>> start
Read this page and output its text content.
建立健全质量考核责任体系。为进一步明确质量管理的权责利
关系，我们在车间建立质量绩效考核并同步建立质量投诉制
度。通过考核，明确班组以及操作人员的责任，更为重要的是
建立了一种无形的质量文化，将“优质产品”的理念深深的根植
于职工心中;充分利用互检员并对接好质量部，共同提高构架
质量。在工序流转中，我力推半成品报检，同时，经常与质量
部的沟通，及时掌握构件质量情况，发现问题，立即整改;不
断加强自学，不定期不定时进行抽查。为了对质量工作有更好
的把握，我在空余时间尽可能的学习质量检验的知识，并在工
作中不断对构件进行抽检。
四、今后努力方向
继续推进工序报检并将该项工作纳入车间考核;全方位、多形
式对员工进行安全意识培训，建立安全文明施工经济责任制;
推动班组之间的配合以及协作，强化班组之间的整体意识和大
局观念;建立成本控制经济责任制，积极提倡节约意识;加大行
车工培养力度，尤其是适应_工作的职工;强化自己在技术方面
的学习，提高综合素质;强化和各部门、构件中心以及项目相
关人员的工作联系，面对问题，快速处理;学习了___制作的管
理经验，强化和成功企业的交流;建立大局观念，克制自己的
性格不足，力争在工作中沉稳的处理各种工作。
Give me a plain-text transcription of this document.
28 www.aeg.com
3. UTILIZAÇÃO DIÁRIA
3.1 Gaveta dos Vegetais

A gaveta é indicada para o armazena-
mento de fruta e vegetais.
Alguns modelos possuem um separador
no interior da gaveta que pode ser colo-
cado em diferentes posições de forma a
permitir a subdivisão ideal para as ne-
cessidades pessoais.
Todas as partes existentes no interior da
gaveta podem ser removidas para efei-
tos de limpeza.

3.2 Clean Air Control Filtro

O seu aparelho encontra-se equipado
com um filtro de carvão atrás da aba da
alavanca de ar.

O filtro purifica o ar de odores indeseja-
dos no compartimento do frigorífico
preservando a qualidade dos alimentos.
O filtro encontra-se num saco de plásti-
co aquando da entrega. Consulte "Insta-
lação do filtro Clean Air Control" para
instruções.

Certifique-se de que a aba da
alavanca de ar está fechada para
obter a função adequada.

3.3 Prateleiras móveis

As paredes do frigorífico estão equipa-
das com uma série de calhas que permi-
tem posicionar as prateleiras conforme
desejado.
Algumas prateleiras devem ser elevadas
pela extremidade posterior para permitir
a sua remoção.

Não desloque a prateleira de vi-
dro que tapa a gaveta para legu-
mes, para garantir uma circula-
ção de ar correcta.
>> end
REQUEST: State only the count of lines above that hold the string "encontra".

SOLVED EXERCISE: 2